[Problem description] Reproduce the entries exactly.
☆ ☆ ☆ ☆ ☆ ☆ ☆
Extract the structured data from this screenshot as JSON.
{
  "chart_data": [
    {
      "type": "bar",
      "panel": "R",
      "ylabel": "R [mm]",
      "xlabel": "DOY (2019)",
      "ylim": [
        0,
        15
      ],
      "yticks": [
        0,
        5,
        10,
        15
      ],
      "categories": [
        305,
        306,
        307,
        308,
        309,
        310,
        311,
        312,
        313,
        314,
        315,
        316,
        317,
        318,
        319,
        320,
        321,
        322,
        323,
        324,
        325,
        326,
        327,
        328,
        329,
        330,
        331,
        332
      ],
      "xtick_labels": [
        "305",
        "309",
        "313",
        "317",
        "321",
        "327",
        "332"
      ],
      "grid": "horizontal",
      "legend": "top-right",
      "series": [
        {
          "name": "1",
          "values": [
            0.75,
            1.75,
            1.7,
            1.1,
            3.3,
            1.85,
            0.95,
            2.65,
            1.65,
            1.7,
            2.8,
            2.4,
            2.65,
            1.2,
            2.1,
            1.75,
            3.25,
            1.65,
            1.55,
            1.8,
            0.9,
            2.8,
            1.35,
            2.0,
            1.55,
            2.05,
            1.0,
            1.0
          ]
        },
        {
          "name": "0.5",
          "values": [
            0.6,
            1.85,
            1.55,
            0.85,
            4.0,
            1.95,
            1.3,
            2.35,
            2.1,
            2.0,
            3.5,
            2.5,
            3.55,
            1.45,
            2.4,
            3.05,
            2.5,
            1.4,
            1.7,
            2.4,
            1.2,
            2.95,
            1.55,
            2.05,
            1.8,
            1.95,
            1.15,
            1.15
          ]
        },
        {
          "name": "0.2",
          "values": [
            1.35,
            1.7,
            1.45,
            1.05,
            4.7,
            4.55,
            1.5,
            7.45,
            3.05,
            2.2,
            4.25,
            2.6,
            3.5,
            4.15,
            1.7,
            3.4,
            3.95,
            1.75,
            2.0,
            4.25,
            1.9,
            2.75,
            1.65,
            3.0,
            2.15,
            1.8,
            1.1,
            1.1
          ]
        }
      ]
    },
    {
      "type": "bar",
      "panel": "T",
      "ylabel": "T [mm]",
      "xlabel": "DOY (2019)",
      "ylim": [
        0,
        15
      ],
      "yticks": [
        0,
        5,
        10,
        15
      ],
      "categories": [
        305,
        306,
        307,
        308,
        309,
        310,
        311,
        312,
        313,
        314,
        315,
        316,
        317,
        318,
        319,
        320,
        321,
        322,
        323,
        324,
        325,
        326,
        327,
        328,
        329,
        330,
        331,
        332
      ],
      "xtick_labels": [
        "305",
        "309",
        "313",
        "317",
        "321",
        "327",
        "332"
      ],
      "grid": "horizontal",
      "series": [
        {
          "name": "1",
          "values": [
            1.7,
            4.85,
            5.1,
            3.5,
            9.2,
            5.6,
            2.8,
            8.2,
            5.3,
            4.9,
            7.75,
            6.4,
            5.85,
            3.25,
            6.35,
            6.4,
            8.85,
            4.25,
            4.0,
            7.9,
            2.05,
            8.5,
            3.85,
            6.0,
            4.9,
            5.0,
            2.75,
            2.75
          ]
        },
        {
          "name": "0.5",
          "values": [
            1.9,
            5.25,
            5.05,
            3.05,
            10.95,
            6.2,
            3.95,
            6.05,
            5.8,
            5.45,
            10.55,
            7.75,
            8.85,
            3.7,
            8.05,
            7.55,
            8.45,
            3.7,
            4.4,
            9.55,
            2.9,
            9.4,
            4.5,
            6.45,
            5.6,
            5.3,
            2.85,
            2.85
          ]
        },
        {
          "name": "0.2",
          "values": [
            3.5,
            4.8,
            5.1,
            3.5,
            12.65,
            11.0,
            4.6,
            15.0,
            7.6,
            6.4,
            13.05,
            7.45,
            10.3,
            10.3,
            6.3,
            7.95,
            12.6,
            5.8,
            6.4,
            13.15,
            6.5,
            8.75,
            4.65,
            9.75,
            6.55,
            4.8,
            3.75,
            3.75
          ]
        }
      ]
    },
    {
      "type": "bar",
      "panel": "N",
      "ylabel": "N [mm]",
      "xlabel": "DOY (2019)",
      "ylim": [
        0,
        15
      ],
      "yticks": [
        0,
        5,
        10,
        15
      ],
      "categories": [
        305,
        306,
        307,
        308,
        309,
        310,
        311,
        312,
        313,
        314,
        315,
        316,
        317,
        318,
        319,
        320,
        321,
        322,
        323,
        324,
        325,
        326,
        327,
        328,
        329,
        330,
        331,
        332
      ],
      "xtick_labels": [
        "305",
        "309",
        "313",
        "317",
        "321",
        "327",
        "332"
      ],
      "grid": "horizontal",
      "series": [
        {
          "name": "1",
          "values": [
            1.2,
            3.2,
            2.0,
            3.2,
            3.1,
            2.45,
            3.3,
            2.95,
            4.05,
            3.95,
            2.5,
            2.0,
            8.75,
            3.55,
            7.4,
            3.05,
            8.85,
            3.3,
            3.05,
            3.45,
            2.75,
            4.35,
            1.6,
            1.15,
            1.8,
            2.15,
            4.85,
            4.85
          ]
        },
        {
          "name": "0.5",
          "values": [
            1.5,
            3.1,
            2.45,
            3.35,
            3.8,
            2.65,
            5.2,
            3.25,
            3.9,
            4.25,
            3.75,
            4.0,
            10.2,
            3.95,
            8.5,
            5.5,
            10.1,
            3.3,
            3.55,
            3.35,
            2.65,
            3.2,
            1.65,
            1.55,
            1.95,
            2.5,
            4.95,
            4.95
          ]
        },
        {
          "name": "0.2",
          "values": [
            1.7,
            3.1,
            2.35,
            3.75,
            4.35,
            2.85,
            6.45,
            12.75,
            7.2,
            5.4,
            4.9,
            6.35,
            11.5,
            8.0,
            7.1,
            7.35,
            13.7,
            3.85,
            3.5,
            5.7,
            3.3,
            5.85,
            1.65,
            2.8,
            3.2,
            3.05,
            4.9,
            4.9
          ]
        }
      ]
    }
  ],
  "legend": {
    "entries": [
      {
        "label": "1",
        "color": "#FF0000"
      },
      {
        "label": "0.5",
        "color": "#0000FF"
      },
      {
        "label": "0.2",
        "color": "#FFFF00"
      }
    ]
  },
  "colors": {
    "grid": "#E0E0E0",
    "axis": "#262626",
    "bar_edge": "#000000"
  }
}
☆ ☆ ☆ ☆ ☆ ☆ ☆
[Result of the exercise]
Extract the structured data from this screenshot as JSON.
{
  "chart_data": [
    {
      "type": "bar",
      "panel": "R",
      "ylabel": "R [mm]",
      "xlabel": "DOY (2019)",
      "ylim": [
        0,
        15
      ],
      "yticks": [
        0,
        5,
        10,
        15
      ],
      "categories": [
        305,
        306,
        307,
        308,
        309,
        310,
        311,
        312,
        313,
        314,
        315,
        316,
        317,
        318,
        319,
        320,
        321,
        322,
        323,
        324,
        325,
        326,
        327,
        328,
        329,
        330,
        331,
        332
      ],
      "xtick_labels": [
        "305",
        "309",
        "313",
        "317",
        "321",
        "327",
        "332"
      ],
      "grid": "horizontal",
      "legend": "top-right",
      "series": [
        {
          "name": "1",
          "values": [
            0.75,
            1.75,
            1.7,
            1.1,
            3.3,
            1.85,
            0.95,
            2.65,
            1.65,
            1.7,
            2.8,
            2.4,
            2.65,
            1.2,
            2.1,
            1.75,
            3.25,
            1.65,
            1.55,
            1.8,
            0.9,
            2.8,
            1.35,
            2.0,
            1.55,
            2.05,
            1.0,
            1.0
          ]
        },
        {
          "name": "0.5",
          "values": [
            0.6,
            1.85,
            1.55,
            0.85,
            4.0,
            1.95,
            1.3,
            2.35,
            2.1,
            2.0,
            3.5,
            2.5,
            3.55,
            1.45,
            2.4,
            3.05,
            2.5,
            1.4,
            1.7,
            2.4,
            1.2,
            2.95,
            1.55,
            2.05,
            1.8,
            1.95,
            1.15,
            1.15
          ]
        },
        {
          "name": "0.2",
          "values": [
            1.35,
            1.7,
            1.45,
            1.05,
            4.7,
            4.55,
            1.5,
            7.45,
            3.05,
            2.2,
            4.25,
            2.6,
            3.5,
            4.15,
            1.7,
            3.4,
            3.95,
            1.75,
            2.0,
            4.25,
            1.9,
            2.75,
            1.65,
            3.0,
            2.15,
            1.8,
            1.1,
            1.1
          ]
        }
      ]
    },
    {
      "type": "bar",
      "panel": "T",
      "ylabel": "T [mm]",
      "xlabel": "DOY (2019)",
      "ylim": [
        0,
        15
      ],
      "yticks": [
        0,
        5,
        10,
        15
      ],
      "categories": [
        305,
        306,
        307,
        308,
        309,
        310,
        311,
        312,
        313,
        314,
        315,
        316,
        317,
        318,
        319,
        320,
        321,
        322,
        323,
        324,
        325,
        326,
        327,
        328,
        329,
        330,
        331,
        332
      ],
      "xtick_labels": [
        "305",
        "309",
        "313",
        "317",
        "321",
        "327",
        "332"
      ],
      "grid": "horizontal",
      "series": [
        {
          "name": "1",
          "values": [
            1.7,
            4.85,
            5.1,
            3.5,
            9.2,
            5.6,
            2.8,
            8.2,
            5.3,
            4.9,
            7.75,
            6.4,
            5.85,
            3.25,
            6.35,
            6.4,
            8.85,
            4.25,
            4.0,
            7.9,
            2.05,
            8.5,
            3.85,
            6.0,
            4.9,
            5.0,
            2.75,
            2.75
          ]
        },
        {
          "name": "0.5",
          "values": [
            1.9,
            5.25,
            5.05,
            3.05,
            10.95,
            6.2,
            3.95,
            6.05,
            5.8,
            5.45,
            10.55,
            7.75,
            8.85,
            3.7,
            8.05,
            7.55,
            8.45,
            3.7,
            4.4,
            9.55,
            2.9,
            9.4,
            4.5,
            6.45,
            5.6,
            5.3,
            2.85,
            2.85
          ]
        },
        {
          "name": "0.2",
          "values": [
            3.5,
            4.8,
            5.1,
            3.5,
            12.65,
            11.0,
            4.6,
            15.0,
            7.6,
            6.4,
            13.05,
            7.45,
            10.3,
            10.3,
            6.3,
            7.95,
            12.6,
            5.8,
            6.4,
            13.15,
            6.5,
            8.75,
            4.65,
            9.75,
            6.55,
            4.8,
            3.75,
            3.75
          ]
        }
      ]
    },
    {
      "type": "bar",
      "panel": "N",
      "ylabel": "N [mm]",
      "xlabel": "DOY (2019)",
      "ylim": [
        0,
        15
      ],
      "yticks": [
        0,
        5,
        10,
        15
      ],
      "categories": [
        305,
        306,
        307,
        308,
        309,
        310,
        311,
        312,
        313,
        314,
        315,
        316,
        317,
        318,
        319,
        320,
        321,
        322,
        323,
        324,
        325,
        326,
        327,
        328,
        329,
        330,
        331,
        332
      ],
      "xtick_labels": [
        "305",
        "309",
        "313",
        "317",
        "321",
        "327",
        "332"
      ],
      "grid": "horizontal",
      "series": [
        {
          "name": "1",
          "values": [
            1.2,
            3.2,
            2.0,
            3.2,
            3.1,
            2.45,
            3.3,
            2.95,
            4.05,
            3.95,
            2.5,
            2.0,
            8.75,
            3.55,
            7.4,
            3.05,
            8.85,
            3.3,
            3.05,
            3.45,
            2.75,
            4.35,
            1.6,
            1.15,
            1.8,
            2.15,
            4.85,
            4.85
          ]
        },
        {
          "name": "0.5",
          "values": [
            1.5,
            3.1,
            2.45,
            3.35,
            3.8,
            2.65,
            5.2,
            3.25,
            3.9,
            4.25,
            3.75,
            4.0,
            10.2,
            3.95,
            8.5,
            5.5,
            10.1,
            3.3,
            3.55,
            3.35,
            2.65,
            3.2,
            1.65,
            1.55,
            1.95,
            2.5,
            4.95,
            4.95
          ]
        },
        {
          "name": "0.2",
          "values": [
            1.7,
            3.1,
            2.35,
            3.75,
            4.35,
            2.85,
            6.45,
            12.75,
            7.2,
            5.4,
            4.9,
            6.35,
            11.5,
            8.0,
            7.1,
            7.35,
            13.7,
            3.85,
            3.5,
            5.7,
            3.3,
            5.85,
            1.65,
            2.8,
            3.2,
            3.05,
            4.9,
            4.9
          ]
        }
      ]
    }
  ],
  "legend": {
    "entries": [
      {
        "label": "1",
        "color": "#FF0000"
      },
      {
        "label": "0.5",
        "color": "#0000FF"
      },
      {
        "label": "0.2",
        "color": "#FFFF00"
      }
    ]
  },
  "colors": {
    "grid": "#E0E0E0",
    "axis": "#262626",
    "bar_edge": "#000000"
  }
}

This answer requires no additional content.